### [Consegna]
Rispondi alle domande seguenti sull'articolo relativo al Fondo per l'innovazione tecnologica e la digitalizzazione.
(a) Quanti Comuni hanno chiesto di accedere al Fondo e a quale percentuale del totale corrispondono?
(b) A quanto ammontano le risorse messe a disposizione degli Enti e qual è il totale dell'intero Fondo?
(c) Da quali Comuni è giunta la maggior parte delle richieste di accesso?

***** Testo fornito

I comuni puntano sul digitale, 92% ha richiesto accesso al Fondo. Pisano: Investiremo per migliorare i servizi a imprese e cittadini

Sono 7.246, il 92% del totale, i Comuni che hanno richiesto di accedere al Fondo per l’innovazione tecnologica e la digitalizzazione gestito dalla Ministra Paola Pisano per sostenere finanziariamente le amministrazioni nei processi di modernizzazione. Lo comunica una nota del ministero spiegando che i Comuni si avviano così verso la digitalizzazione, come prevede il dl su ‘Semplificazione e innovazione digitale’, adottando l’identità digitale Spid e la Carta d’identità elettronica per consentire l’accesso ai servizi, integrando la piattaforma pagoPa per i pagamenti elettronici e avviando la migrazione dei servizi nell’app IO, per favorirne l’utilizzo anche da smartphone.

Paola Pisano (Foto ANSA/ANGELO CARCONI)

“E’ un buon risultato – ha commentato Pisano, riporta Ansa – perché evidenzia una strategia comune di digitalizzazione delle amministrazioni, sia centrali sia locali. I Comuni avviano o accelerano il processo di trasformazione digitale con l’obiettivo di fornire servizi digitalizzati e realmente semplici da utilizzare. Il percorso è ancora lungo e non privo di ostacoli, ma lo stiamo percorrendo insieme a Regioni e Comuni in modo coeso. Continueremo ad investire sulla trasformazione dei servizi, a beneficio di cittadini e imprese.”

Le risorse messe a disposizione degli Enti, ricorda la nota, ammontano a 43 milioni su un totale di 50 milioni dell’intero Fondo, diventato strutturale con l’ultima legge di bilancio. Le quote, assegnate ai Comuni in base alla popolazione residente, verranno erogare in due tranche, dopo la verifica dello stato di avanzamento dei processi di digitalizzazione: la prima, pari al 20%, per le attività concluse entro il 28 febbraio 2021; la seconda, per il restante 80%, entro il 31 dicembre 2021 a verifica delle attività avvenute.

La maggior parte delle richieste di accesso al Fondo è giunta dai piccoli Comuni con meno di 5.000 abitanti. Tra i Comuni che hanno aderito all’Avviso pubblico figurano anche Procida, capitale italiana della cultura 2022, e Matera, capitale europea della cultura nel 2019.

**********
***** Elenco dei dati

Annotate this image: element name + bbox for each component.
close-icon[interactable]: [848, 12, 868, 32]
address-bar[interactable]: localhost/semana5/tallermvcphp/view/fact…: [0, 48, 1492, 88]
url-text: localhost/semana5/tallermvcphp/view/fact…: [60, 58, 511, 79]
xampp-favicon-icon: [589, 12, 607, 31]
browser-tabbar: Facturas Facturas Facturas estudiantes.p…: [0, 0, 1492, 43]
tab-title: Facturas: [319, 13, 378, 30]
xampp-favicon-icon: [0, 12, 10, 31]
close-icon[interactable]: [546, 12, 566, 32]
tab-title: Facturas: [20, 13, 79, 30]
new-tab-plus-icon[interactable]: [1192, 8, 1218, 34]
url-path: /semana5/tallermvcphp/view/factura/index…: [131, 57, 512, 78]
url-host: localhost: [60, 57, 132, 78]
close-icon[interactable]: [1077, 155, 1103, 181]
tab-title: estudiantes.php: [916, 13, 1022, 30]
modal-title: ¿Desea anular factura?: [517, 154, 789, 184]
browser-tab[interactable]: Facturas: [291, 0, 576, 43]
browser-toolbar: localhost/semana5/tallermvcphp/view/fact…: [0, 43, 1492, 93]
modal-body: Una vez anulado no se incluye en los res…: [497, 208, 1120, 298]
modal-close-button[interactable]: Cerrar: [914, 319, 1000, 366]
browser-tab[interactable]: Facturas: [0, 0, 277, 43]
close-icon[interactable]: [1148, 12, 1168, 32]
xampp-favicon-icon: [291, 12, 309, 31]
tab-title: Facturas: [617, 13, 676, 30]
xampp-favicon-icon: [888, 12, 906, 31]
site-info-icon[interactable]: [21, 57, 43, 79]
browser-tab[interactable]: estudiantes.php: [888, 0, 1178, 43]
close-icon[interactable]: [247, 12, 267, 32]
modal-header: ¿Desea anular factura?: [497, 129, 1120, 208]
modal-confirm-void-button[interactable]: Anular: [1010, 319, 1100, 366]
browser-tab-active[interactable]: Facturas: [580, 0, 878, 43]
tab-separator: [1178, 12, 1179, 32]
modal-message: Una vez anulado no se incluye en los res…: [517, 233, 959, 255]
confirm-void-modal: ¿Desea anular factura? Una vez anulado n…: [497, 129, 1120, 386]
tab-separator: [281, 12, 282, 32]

**********

### [Risultato del compito]
(a) Sono 7.246 Comuni, pari al 92% del totale.
(b) Le risorse per gli Enti ammontano a 43 milioni, su un totale di 50 milioni dell'intero Fondo.
(c) La maggior parte delle richieste è giunta dai piccoli Comuni con meno di 5.000 abitanti.